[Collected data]
[BEGIN]

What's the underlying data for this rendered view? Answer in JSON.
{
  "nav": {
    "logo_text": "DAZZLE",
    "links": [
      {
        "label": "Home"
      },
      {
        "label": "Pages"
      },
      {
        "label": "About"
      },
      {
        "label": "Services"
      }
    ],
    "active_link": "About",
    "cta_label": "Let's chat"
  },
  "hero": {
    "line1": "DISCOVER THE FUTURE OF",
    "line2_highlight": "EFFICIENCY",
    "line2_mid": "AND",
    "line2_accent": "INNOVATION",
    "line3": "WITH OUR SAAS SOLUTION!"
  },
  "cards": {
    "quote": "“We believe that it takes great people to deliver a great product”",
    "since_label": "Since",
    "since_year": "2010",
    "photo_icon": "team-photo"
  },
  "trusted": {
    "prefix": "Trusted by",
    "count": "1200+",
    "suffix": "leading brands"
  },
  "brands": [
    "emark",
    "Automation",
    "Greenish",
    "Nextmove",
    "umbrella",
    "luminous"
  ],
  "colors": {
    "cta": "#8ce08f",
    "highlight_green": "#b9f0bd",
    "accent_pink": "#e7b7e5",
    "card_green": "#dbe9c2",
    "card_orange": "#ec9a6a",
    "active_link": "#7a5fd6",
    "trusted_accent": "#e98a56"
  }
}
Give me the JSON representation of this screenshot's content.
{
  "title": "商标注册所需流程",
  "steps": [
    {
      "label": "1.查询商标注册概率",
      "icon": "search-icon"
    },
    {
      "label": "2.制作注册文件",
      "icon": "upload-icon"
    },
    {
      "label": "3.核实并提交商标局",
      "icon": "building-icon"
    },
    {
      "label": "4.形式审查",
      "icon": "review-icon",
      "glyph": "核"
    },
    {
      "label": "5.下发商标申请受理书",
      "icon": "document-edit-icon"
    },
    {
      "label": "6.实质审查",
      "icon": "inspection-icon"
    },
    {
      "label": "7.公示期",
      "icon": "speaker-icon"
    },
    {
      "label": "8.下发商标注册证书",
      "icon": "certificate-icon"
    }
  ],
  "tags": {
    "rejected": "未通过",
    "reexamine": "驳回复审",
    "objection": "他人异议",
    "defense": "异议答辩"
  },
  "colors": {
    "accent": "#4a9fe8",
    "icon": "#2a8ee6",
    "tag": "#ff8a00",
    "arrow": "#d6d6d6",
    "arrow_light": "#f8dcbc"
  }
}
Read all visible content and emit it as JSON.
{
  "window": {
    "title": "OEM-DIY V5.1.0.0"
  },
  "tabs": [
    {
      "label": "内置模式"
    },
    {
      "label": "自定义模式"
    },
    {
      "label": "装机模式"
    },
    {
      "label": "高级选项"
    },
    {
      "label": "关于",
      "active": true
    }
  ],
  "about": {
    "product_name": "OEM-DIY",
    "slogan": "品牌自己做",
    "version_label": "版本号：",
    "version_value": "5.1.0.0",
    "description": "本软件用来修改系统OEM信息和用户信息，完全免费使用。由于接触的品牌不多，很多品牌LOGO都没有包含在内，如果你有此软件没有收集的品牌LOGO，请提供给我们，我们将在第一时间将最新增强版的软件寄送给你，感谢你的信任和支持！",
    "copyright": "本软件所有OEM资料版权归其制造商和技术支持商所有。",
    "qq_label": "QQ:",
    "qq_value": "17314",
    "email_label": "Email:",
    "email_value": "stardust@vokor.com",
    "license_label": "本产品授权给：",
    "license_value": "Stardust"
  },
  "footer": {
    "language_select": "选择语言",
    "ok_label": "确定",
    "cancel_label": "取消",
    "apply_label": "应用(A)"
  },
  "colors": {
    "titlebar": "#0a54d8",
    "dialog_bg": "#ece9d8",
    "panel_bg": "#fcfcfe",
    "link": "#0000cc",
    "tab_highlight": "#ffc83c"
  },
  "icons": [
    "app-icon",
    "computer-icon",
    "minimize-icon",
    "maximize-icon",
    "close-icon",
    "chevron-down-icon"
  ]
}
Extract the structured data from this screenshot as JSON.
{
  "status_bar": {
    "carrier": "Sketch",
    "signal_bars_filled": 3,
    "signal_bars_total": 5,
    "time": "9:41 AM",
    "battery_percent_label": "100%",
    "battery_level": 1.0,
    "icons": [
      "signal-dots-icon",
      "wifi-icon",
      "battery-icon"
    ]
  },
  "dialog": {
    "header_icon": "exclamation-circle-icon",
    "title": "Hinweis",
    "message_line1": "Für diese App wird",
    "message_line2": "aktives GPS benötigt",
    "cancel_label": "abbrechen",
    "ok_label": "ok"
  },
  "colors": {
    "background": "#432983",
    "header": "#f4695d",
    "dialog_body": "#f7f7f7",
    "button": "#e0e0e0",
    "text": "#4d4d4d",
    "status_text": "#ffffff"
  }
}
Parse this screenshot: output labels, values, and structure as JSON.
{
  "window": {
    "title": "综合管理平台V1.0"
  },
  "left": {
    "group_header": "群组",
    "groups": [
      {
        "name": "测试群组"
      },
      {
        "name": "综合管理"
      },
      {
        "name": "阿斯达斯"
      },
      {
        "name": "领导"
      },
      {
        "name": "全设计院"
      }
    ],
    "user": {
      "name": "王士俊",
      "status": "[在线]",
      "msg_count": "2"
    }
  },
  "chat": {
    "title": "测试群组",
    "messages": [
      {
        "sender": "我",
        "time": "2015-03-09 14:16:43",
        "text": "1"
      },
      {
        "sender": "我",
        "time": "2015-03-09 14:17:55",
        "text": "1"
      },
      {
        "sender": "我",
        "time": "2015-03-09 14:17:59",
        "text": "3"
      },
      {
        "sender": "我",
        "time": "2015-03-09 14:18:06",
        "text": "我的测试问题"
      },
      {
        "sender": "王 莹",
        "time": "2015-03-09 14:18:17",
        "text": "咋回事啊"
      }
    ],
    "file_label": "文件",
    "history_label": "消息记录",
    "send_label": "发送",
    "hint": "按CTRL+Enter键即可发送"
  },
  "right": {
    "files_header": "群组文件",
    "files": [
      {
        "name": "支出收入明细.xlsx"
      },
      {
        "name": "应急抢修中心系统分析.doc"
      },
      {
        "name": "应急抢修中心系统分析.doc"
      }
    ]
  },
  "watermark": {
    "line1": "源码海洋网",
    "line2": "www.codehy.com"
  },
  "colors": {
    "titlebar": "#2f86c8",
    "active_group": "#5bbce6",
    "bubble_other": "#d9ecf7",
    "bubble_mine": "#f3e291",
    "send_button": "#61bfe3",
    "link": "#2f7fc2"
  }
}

[END]

(WORK TO COMPLETE):
Extract the full set of entries word for word.

(FINAL ANSWER):
What's the underlying data for this rendered view? Answer in JSON.
{
  "nav": {
    "logo_text": "DAZZLE",
    "links": [
      {
        "label": "Home"
      },
      {
        "label": "Pages"
      },
      {
        "label": "About"
      },
      {
        "label": "Services"
      }
    ],
    "active_link": "About",
    "cta_label": "Let's chat"
  },
  "hero": {
    "line1": "DISCOVER THE FUTURE OF",
    "line2_highlight": "EFFICIENCY",
    "line2_mid": "AND",
    "line2_accent": "INNOVATION",
    "line3": "WITH OUR SAAS SOLUTION!"
  },
  "cards": {
    "quote": "“We believe that it takes great people to deliver a great product”",
    "since_label": "Since",
    "since_year": "2010",
    "photo_icon": "team-photo"
  },
  "trusted": {
    "prefix": "Trusted by",
    "count": "1200+",
    "suffix": "leading brands"
  },
  "brands": [
    "emark",
    "Automation",
    "Greenish",
    "Nextmove",
    "umbrella",
    "luminous"
  ],
  "colors": {
    "cta": "#8ce08f",
    "highlight_green": "#b9f0bd",
    "accent_pink": "#e7b7e5",
    "card_green": "#dbe9c2",
    "card_orange": "#ec9a6a",
    "active_link": "#7a5fd6",
    "trusted_accent": "#e98a56"
  }
}
Give me the JSON representation of this screenshot's content.
{
  "title": "商标注册所需流程",
  "steps": [
    {
      "label": "1.查询商标注册概率",
      "icon": "search-icon"
    },
    {
      "label": "2.制作注册文件",
      "icon": "upload-icon"
    },
    {
      "label": "3.核实并提交商标局",
      "icon": "building-icon"
    },
    {
      "label": "4.形式审查",
      "icon": "review-icon",
      "glyph": "核"
    },
    {
      "label": "5.下发商标申请受理书",
      "icon": "document-edit-icon"
    },
    {
      "label": "6.实质审查",
      "icon": "inspection-icon"
    },
    {
      "label": "7.公示期",
      "icon": "speaker-icon"
    },
    {
      "label": "8.下发商标注册证书",
      "icon": "certificate-icon"
    }
  ],
  "tags": {
    "rejected": "未通过",
    "reexamine": "驳回复审",
    "objection": "他人异议",
    "defense": "异议答辩"
  },
  "colors": {
    "accent": "#4a9fe8",
    "icon": "#2a8ee6",
    "tag": "#ff8a00",
    "arrow": "#d6d6d6",
    "arrow_light": "#f8dcbc"
  }
}
Read all visible content and emit it as JSON.
{
  "window": {
    "title": "OEM-DIY V5.1.0.0"
  },
  "tabs": [
    {
      "label": "内置模式"
    },
    {
      "label": "自定义模式"
    },
    {
      "label": "装机模式"
    },
    {
      "label": "高级选项"
    },
    {
      "label": "关于",
      "active": true
    }
  ],
  "about": {
    "product_name": "OEM-DIY",
    "slogan": "品牌自己做",
    "version_label": "版本号：",
    "version_value": "5.1.0.0",
    "description": "本软件用来修改系统OEM信息和用户信息，完全免费使用。由于接触的品牌不多，很多品牌LOGO都没有包含在内，如果你有此软件没有收集的品牌LOGO，请提供给我们，我们将在第一时间将最新增强版的软件寄送给你，感谢你的信任和支持！",
    "copyright": "本软件所有OEM资料版权归其制造商和技术支持商所有。",
    "qq_label": "QQ:",
    "qq_value": "17314",
    "email_label": "Email:",
    "email_value": "stardust@vokor.com",
    "license_label": "本产品授权给：",
    "license_value": "Stardust"
  },
  "footer": {
    "language_select": "选择语言",
    "ok_label": "确定",
    "cancel_label": "取消",
    "apply_label": "应用(A)"
  },
  "colors": {
    "titlebar": "#0a54d8",
    "dialog_bg": "#ece9d8",
    "panel_bg": "#fcfcfe",
    "link": "#0000cc",
    "tab_highlight": "#ffc83c"
  },
  "icons": [
    "app-icon",
    "computer-icon",
    "minimize-icon",
    "maximize-icon",
    "close-icon",
    "chevron-down-icon"
  ]
}
Extract the structured data from this screenshot as JSON.
{
  "status_bar": {
    "carrier": "Sketch",
    "signal_bars_filled": 3,
    "signal_bars_total": 5,
    "time": "9:41 AM",
    "battery_percent_label": "100%",
    "battery_level": 1.0,
    "icons": [
      "signal-dots-icon",
      "wifi-icon",
      "battery-icon"
    ]
  },
  "dialog": {
    "header_icon": "exclamation-circle-icon",
    "title": "Hinweis",
    "message_line1": "Für diese App wird",
    "message_line2": "aktives GPS benötigt",
    "cancel_label": "abbrechen",
    "ok_label": "ok"
  },
  "colors": {
    "background": "#432983",
    "header": "#f4695d",
    "dialog_body": "#f7f7f7",
    "button": "#e0e0e0",
    "text": "#4d4d4d",
    "status_text": "#ffffff"
  }
}
Parse this screenshot: output labels, values, and structure as JSON.
{
  "window": {
    "title": "综合管理平台V1.0"
  },
  "left": {
    "group_header": "群组",
    "groups": [
      {
        "name": "测试群组"
      },
      {
        "name": "综合管理"
      },
      {
        "name": "阿斯达斯"
      },
      {
        "name": "领导"
      },
      {
        "name": "全设计院"
      }
    ],
    "user": {
      "name": "王士俊",
      "status": "[在线]",
      "msg_count": "2"
    }
  },
  "chat": {
    "title": "测试群组",
    "messages": [
      {
        "sender": "我",
        "time": "2015-03-09 14:16:43",
        "text": "1"
      },
      {
        "sender": "我",
        "time": "2015-03-09 14:17:55",
        "text": "1"
      },
      {
        "sender": "我",
        "time": "2015-03-09 14:17:59",
        "text": "3"
      },
      {
        "sender": "我",
        "time": "2015-03-09 14:18:06",
        "text": "我的测试问题"
      },
      {
        "sender": "王 莹",
        "time": "2015-03-09 14:18:17",
        "text": "咋回事啊"
      }
    ],
    "file_label": "文件",
    "history_label": "消息记录",
    "send_label": "发送",
    "hint": "按CTRL+Enter键即可发送"
  },
  "right": {
    "files_header": "群组文件",
    "files": [
      {
        "name": "支出收入明细.xlsx"
      },
      {
        "name": "应急抢修中心系统分析.doc"
      },
      {
        "name": "应急抢修中心系统分析.doc"
      }
    ]
  },
  "watermark": {
    "line1": "源码海洋网",
    "line2": "www.codehy.com"
  },
  "colors": {
    "titlebar": "#2f86c8",
    "active_group": "#5bbce6",
    "bubble_other": "#d9ecf7",
    "bubble_mine": "#f3e291",
    "send_button": "#61bfe3",
    "link": "#2f7fc2"
  }
}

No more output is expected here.